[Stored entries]
=======

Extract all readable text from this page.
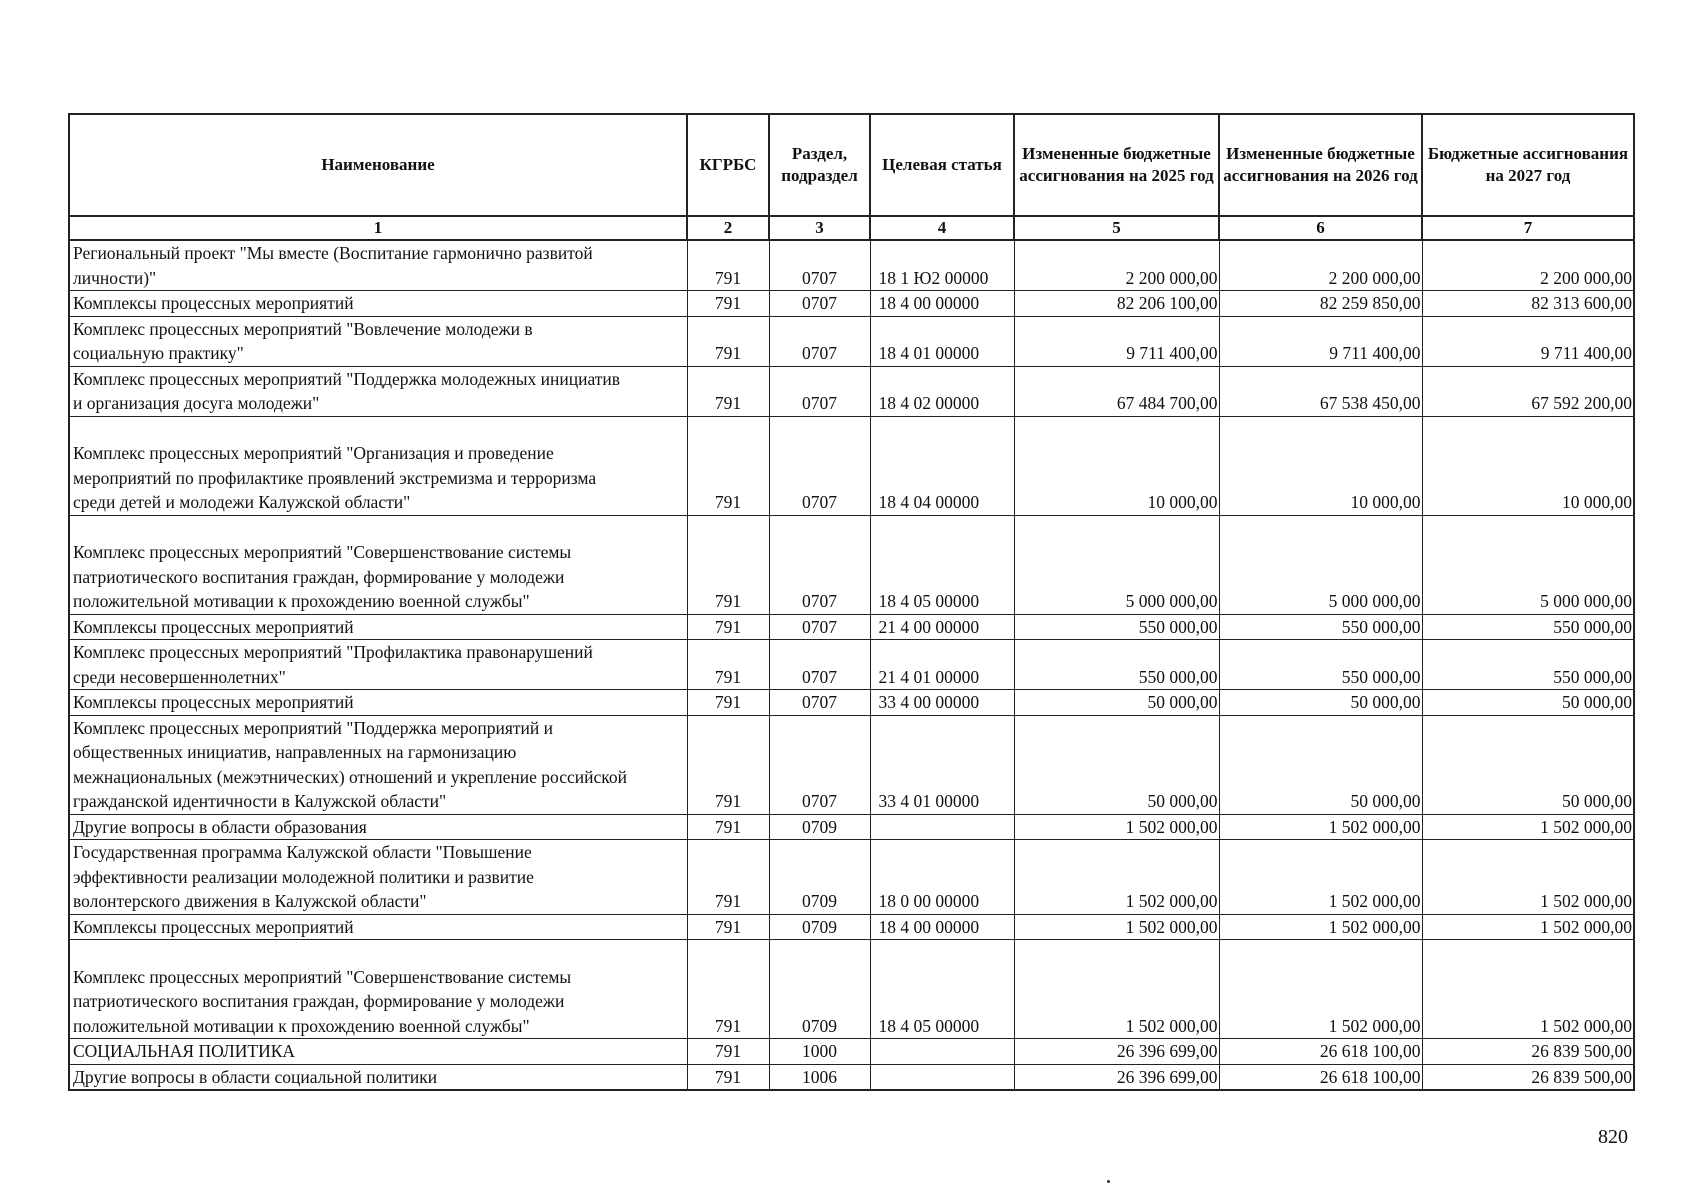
Наименование	КГРБС	Раздел, подраздел	Целевая статья	Измененные бюджетные ассигнования на 2025 год	Измененные бюджетные ассигнования на 2026 год	Бюджетные ассигнования на 2027 год
1	2	3	4	5	6	7
Региональный проект "Мы вместе (Воспитание гармонично развитой
личности)"	791	0707	18 1 Ю2 00000	2 200 000,00	2 200 000,00	2 200 000,00
Комплексы процессных мероприятий	791	0707	18 4 00 00000	82 206 100,00	82 259 850,00	82 313 600,00
Комплекс процессных мероприятий "Вовлечение молодежи в
социальную практику"	791	0707	18 4 01 00000	9 711 400,00	9 711 400,00	9 711 400,00
Комплекс процессных мероприятий "Поддержка молодежных инициатив
и организация досуга молодежи"	791	0707	18 4 02 00000	67 484 700,00	67 538 450,00	67 592 200,00

Комплекс процессных мероприятий "Организация и проведение
мероприятий по профилактике проявлений экстремизма и терроризма
среди детей и молодежи Калужской области"	791	0707	18 4 04 00000	10 000,00	10 000,00	10 000,00

Комплекс процессных мероприятий "Совершенствование системы
патриотического воспитания граждан, формирование у молодежи
положительной мотивации к прохождению военной службы"	791	0707	18 4 05 00000	5 000 000,00	5 000 000,00	5 000 000,00
Комплексы процессных мероприятий	791	0707	21 4 00 00000	550 000,00	550 000,00	550 000,00
Комплекс процессных мероприятий "Профилактика правонарушений
среди несовершеннолетних"	791	0707	21 4 01 00000	550 000,00	550 000,00	550 000,00
Комплексы процессных мероприятий	791	0707	33 4 00 00000	50 000,00	50 000,00	50 000,00
Комплекс процессных мероприятий "Поддержка мероприятий и
общественных инициатив, направленных на гармонизацию
межнациональных (межэтнических) отношений и укрепление российской
гражданской идентичности в Калужской области"	791	0707	33 4 01 00000	50 000,00	50 000,00	50 000,00
Другие вопросы в области образования	791	0709		1 502 000,00	1 502 000,00	1 502 000,00
Государственная программа Калужской области "Повышение
эффективности реализации молодежной политики и развитие
волонтерского движения в Калужской области"	791	0709	18 0 00 00000	1 502 000,00	1 502 000,00	1 502 000,00
Комплексы процессных мероприятий	791	0709	18 4 00 00000	1 502 000,00	1 502 000,00	1 502 000,00

Комплекс процессных мероприятий "Совершенствование системы
патриотического воспитания граждан, формирование у молодежи
положительной мотивации к прохождению военной службы"	791	0709	18 4 05 00000	1 502 000,00	1 502 000,00	1 502 000,00
СОЦИАЛЬНАЯ ПОЛИТИКА	791	1000		26 396 699,00	26 618 100,00	26 839 500,00
Другие вопросы в области социальной политики	791	1006		26 396 699,00	26 618 100,00	26 839 500,00
820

=======

§ WRITTEN TASK
What is the number of lines in this material that hold the string "политики"? Answer with that number only.

§ SOLUTION FOR THIS EXERCISE
2